| SOURCE EXTRACT |

On a happier note, she describes another huge shift in the community: the increase in children. With changing cultural sensibilities and advanced reproductive technology, the community includes about 150 children, with a Hebrew school to serve them, children’s services on Shabbat and holidays and educational programming. On the first day of Rosh HaShanah, Rabbi Kleinbaum invited all of the children up to the bimah for a blessing.
Rabbi Cohen, who now serves as director of the Center for Jewish Living and of the Center for Israel at the JCC in Manhattan, also documents CBST’s purchase of a home of its own in the Garment Center. They are beginning the reconstruction of the ground floor of a building on West 30th Street between Sixth and Seventh avenues.
The author doesn’t gloss over rifts in the congregation’s history — when some members were upset about a change of location, or change in the service, or the synagogue’s full commitment to egalitarianism.
She speaks of the congregation’s strong and deep love and connection to Israel, “while at the same time conveying the complexities of the political and social reality.” Several weeks ago, Rabbi Kleinbaum was criticized by some for saying a prayer for peace, mentioning the names of Israeli soldiers and Palestinian children who had been killed.

| EXTRACTED ENTRIES |
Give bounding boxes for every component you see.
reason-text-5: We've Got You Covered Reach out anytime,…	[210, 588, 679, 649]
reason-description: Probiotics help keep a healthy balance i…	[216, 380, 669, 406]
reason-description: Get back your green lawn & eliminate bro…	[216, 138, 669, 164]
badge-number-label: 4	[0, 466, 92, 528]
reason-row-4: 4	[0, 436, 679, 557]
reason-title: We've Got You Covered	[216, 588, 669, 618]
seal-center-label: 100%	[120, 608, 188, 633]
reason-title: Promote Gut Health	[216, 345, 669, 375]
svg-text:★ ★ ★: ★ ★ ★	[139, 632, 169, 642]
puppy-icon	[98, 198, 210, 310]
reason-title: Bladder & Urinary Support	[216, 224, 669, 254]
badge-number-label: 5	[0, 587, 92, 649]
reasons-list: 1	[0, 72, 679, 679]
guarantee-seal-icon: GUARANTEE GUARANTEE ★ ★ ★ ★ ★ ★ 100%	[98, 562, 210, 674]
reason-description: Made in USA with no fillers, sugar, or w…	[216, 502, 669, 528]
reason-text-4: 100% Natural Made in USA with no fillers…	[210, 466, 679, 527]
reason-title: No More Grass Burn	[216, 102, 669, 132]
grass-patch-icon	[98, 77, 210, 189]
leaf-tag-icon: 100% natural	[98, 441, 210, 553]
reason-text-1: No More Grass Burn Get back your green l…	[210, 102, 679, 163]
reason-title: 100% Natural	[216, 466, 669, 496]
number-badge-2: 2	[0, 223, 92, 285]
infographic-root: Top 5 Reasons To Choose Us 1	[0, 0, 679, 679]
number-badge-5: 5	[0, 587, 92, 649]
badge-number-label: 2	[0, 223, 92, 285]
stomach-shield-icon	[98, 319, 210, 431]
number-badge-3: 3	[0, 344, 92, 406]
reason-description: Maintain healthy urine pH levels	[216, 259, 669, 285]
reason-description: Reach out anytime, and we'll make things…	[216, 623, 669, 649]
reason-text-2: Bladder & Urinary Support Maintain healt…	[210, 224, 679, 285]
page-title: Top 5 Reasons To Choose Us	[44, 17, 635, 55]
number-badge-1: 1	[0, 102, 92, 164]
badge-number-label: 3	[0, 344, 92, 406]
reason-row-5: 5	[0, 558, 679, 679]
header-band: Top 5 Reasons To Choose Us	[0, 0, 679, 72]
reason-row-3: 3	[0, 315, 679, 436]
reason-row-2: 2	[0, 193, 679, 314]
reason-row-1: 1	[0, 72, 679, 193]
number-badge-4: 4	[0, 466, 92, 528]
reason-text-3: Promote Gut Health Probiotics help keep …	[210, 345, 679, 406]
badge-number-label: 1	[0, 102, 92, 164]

| YOUR INSTRUCTIONS |
Please answer these questions using the CBST excerpt:
1. About how many children does the community include?
2. On which street is the building where the ground floor is being reconstructed?
3. What did Rabbi Kleinbaum say that drew criticism from some?
The lines have no connection to the CBST excerpt.

| RIGHT ANSWER |
1. About 150 children.
2. West 30th Street, between Sixth and Seventh avenues.
3. A prayer for peace that mentioned the names of Israeli soldiers and Palestinian children who had been killed.